:: Exercise material ::
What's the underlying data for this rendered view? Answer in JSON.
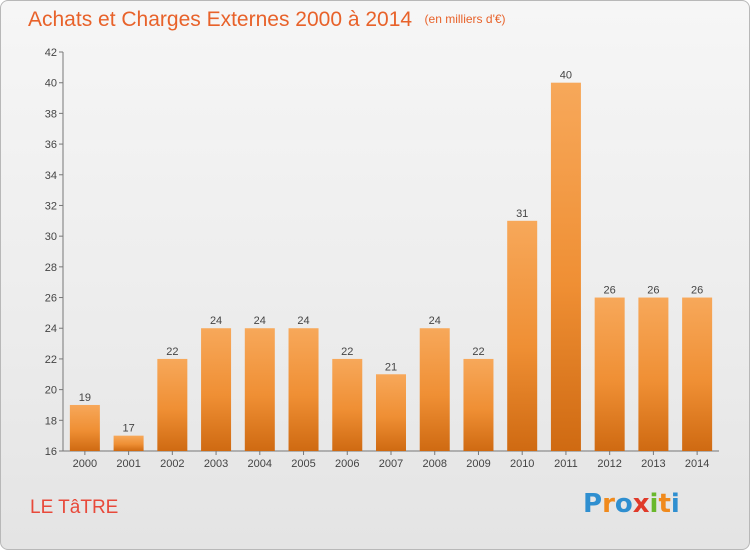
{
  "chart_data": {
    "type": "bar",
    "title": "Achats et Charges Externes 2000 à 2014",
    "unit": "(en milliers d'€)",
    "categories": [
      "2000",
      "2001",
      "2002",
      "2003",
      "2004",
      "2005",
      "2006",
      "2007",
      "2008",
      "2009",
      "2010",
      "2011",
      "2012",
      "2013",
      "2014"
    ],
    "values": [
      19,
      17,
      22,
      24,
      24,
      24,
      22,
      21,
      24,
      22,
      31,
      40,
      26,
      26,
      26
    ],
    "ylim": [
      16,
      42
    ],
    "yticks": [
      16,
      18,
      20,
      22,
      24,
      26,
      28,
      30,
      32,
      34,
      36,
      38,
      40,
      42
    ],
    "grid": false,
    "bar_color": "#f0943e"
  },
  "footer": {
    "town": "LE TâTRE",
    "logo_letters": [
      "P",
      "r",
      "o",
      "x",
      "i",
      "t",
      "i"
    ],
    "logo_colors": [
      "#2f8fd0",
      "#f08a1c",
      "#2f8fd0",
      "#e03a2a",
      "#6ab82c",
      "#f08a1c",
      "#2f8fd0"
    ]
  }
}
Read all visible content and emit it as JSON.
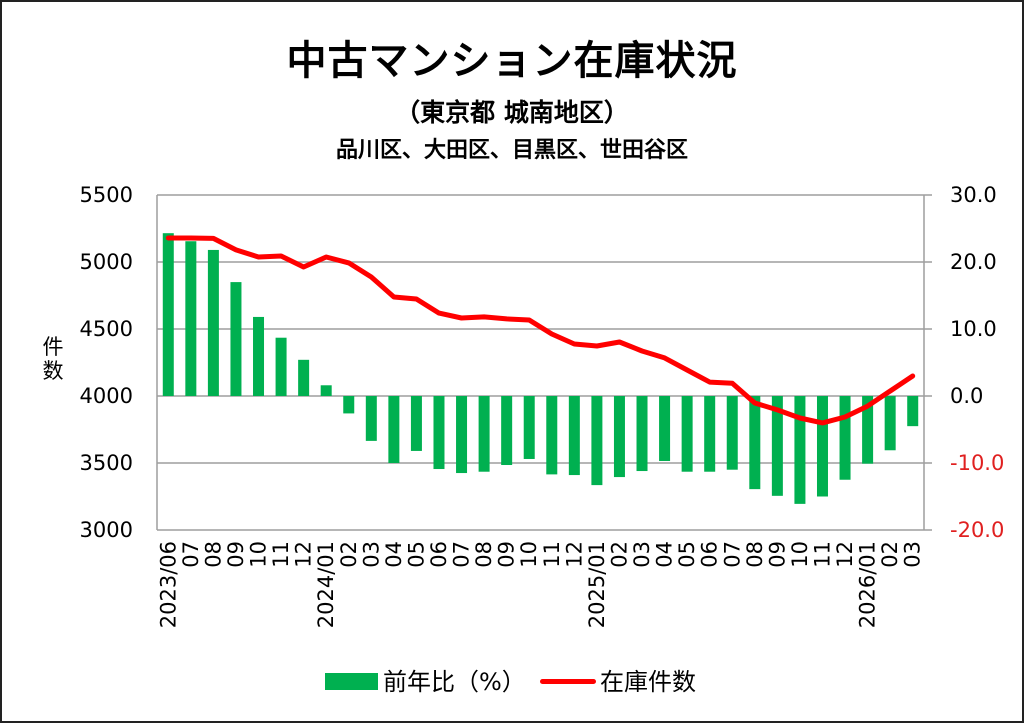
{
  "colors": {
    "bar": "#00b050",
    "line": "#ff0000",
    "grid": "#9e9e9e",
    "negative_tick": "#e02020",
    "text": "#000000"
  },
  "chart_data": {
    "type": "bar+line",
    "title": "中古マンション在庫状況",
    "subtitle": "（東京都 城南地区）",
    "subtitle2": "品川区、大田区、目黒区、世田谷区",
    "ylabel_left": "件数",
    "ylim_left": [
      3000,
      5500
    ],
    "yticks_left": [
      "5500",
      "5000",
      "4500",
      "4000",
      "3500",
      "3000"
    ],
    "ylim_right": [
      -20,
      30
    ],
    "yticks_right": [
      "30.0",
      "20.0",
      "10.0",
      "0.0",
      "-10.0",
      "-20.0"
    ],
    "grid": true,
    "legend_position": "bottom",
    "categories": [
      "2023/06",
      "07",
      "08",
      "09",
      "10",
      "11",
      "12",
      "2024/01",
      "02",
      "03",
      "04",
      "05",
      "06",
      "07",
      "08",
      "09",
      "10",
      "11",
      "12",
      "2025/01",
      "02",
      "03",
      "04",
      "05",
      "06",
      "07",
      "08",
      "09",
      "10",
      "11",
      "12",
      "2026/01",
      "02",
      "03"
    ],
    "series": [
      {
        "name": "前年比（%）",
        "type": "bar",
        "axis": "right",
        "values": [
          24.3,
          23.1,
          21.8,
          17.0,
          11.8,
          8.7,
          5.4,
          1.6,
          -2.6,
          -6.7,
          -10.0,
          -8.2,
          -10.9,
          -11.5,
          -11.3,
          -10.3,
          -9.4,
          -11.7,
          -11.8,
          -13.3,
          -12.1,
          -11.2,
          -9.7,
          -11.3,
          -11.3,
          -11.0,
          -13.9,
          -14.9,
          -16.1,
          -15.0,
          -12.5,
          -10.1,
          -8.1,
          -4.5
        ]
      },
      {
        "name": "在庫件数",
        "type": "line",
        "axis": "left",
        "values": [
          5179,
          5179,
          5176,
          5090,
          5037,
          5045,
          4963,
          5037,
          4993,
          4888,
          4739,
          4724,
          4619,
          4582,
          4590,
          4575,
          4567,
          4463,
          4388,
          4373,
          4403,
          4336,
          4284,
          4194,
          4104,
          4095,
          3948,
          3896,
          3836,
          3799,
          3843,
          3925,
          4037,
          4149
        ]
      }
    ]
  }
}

* * *

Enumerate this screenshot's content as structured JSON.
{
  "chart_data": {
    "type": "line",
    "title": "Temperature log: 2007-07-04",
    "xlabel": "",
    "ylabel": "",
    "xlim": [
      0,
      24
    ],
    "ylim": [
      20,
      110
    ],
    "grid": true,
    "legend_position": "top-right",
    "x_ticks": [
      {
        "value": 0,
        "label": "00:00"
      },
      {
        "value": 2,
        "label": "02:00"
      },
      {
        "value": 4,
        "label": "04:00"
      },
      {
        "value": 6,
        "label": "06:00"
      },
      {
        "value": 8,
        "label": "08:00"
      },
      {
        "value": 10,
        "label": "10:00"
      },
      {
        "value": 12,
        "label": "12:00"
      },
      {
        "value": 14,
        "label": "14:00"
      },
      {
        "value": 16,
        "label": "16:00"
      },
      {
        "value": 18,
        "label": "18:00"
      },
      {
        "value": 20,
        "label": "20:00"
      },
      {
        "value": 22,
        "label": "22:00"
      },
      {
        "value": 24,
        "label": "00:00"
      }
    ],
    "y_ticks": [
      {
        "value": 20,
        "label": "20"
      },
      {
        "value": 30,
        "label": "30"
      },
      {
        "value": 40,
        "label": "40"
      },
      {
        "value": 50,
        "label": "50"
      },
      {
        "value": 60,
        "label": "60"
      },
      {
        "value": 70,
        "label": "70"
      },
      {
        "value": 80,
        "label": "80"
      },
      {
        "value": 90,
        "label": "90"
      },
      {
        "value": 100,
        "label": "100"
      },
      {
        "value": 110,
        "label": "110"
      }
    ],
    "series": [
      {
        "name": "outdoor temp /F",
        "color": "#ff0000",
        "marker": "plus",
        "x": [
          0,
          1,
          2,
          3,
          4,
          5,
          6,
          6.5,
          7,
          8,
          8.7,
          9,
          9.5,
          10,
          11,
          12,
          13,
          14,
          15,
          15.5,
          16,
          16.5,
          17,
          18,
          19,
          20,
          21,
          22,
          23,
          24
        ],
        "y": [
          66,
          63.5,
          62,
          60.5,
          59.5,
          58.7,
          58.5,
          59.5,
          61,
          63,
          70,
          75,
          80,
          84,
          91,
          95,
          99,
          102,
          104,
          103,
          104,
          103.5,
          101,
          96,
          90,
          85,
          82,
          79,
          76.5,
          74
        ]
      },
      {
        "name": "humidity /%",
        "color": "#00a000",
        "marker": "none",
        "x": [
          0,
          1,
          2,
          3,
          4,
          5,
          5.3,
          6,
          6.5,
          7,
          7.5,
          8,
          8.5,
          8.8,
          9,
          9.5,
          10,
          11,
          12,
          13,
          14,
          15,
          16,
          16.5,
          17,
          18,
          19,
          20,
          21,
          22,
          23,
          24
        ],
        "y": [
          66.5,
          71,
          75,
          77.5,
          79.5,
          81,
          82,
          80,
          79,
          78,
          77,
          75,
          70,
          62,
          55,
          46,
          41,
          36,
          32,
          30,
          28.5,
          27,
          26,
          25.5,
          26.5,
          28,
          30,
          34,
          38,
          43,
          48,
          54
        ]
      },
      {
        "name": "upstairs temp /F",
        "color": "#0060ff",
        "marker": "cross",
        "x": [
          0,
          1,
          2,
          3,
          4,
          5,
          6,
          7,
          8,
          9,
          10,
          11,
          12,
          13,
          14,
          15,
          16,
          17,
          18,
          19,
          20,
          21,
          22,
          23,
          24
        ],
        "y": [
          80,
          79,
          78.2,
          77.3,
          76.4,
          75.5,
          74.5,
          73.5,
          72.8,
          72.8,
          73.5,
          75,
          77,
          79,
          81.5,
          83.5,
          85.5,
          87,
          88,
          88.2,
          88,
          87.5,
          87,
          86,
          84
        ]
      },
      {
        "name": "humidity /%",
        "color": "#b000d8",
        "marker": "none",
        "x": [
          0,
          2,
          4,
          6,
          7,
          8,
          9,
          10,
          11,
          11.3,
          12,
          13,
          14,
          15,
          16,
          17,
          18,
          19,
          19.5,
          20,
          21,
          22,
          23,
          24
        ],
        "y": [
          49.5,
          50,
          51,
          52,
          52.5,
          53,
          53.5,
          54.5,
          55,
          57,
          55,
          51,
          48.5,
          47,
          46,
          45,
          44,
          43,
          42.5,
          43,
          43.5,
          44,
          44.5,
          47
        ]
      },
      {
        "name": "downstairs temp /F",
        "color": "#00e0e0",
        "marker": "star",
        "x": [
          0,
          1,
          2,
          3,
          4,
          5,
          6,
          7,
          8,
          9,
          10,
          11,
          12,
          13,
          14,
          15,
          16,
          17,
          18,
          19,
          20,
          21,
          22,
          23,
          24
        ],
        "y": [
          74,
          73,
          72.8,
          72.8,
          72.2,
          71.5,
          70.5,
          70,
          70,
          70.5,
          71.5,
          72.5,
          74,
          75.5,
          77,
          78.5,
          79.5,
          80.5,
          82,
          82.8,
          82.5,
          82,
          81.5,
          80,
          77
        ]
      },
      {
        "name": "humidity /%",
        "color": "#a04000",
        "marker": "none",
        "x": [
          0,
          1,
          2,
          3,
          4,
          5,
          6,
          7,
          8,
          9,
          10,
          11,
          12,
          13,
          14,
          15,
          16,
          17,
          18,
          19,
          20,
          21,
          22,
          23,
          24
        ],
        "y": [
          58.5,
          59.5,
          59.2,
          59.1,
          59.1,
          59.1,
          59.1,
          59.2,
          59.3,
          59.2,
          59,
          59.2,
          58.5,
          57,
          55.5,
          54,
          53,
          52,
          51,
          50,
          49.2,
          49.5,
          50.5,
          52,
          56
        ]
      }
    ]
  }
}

:: Task directions ::
Using the listing above, pull out all lines that hold the word "grid".

:: Completed task ::
    "grid": false,
    "grid": "#9e9e9e",
    "grid": true,
    "grid": true,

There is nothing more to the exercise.